Objective: Copy out each line of the material below that holds the string "name".
## BEGIN Dataset
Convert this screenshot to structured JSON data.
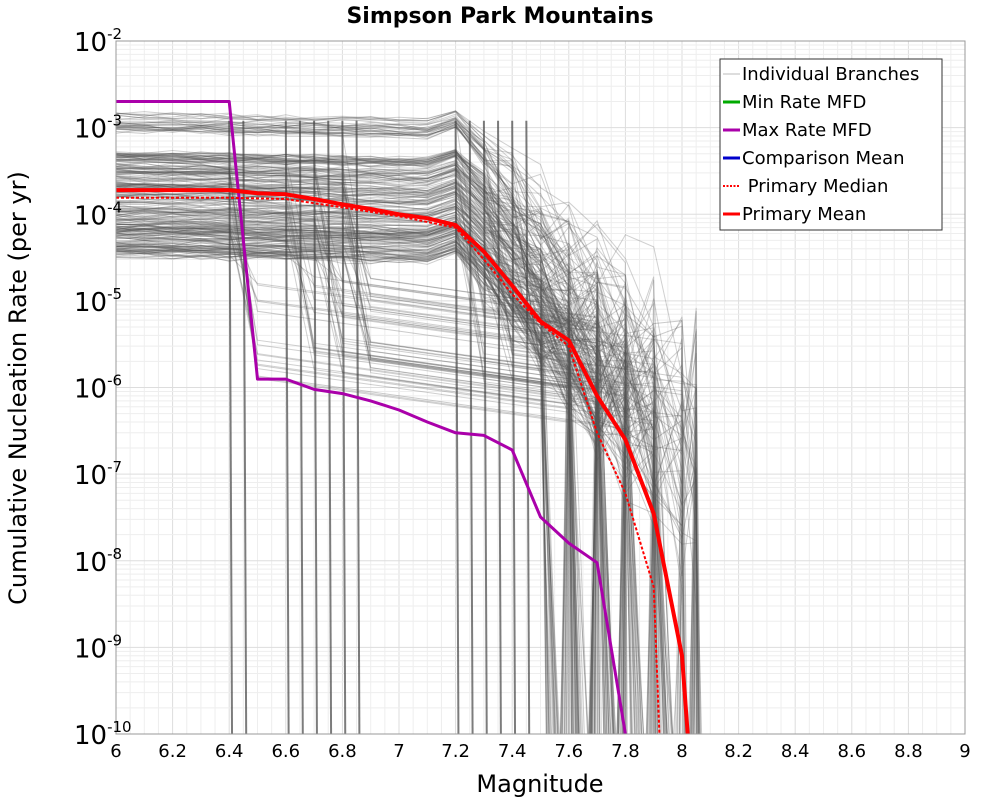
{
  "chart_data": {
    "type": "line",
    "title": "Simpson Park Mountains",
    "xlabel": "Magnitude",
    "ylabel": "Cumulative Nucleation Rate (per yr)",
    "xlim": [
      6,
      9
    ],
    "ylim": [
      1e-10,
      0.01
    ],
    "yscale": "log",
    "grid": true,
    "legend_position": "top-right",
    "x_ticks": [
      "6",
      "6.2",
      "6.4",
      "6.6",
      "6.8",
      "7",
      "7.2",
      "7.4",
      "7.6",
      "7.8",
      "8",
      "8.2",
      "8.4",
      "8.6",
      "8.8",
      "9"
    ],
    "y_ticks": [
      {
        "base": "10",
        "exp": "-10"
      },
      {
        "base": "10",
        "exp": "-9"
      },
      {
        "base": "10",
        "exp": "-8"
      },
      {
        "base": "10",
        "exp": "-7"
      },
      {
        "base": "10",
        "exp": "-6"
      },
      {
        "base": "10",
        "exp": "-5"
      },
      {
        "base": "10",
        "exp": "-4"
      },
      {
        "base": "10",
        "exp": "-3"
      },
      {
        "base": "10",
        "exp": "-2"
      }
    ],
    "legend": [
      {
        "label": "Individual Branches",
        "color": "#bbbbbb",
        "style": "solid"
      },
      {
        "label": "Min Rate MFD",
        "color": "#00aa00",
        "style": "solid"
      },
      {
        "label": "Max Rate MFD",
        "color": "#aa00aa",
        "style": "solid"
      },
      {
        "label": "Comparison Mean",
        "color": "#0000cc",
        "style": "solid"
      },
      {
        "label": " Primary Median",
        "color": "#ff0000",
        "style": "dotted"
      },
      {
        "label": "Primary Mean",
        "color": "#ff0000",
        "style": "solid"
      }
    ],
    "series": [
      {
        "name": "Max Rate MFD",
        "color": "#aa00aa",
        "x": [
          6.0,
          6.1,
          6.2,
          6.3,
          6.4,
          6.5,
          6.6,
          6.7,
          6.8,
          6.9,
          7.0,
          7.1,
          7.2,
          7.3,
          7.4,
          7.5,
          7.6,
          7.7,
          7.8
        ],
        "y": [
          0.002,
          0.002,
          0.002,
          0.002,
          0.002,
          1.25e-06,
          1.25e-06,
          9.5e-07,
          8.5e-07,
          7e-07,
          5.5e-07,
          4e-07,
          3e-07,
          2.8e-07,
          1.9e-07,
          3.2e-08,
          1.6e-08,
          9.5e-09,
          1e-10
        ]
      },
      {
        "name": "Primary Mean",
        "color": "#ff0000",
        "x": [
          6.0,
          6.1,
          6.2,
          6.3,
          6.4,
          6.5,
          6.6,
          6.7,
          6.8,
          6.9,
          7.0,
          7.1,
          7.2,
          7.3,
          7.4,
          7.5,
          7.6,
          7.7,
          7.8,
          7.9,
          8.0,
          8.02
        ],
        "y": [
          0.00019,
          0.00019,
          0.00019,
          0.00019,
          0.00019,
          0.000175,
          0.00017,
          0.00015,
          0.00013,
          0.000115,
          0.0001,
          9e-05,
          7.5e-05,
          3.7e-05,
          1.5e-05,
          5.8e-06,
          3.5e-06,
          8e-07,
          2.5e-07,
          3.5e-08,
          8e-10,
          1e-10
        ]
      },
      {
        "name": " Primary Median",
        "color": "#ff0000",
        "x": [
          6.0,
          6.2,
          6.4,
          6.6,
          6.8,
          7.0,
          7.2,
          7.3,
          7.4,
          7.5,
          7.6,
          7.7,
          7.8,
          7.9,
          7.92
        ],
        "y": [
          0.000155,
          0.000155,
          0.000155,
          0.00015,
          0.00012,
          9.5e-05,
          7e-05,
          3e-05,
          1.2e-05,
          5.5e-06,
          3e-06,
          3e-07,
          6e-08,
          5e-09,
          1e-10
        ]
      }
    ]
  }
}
## END Dataset
Full output:
        "name": "Max Rate MFD",
        "name": "Primary Mean",
        "name": " Primary Median",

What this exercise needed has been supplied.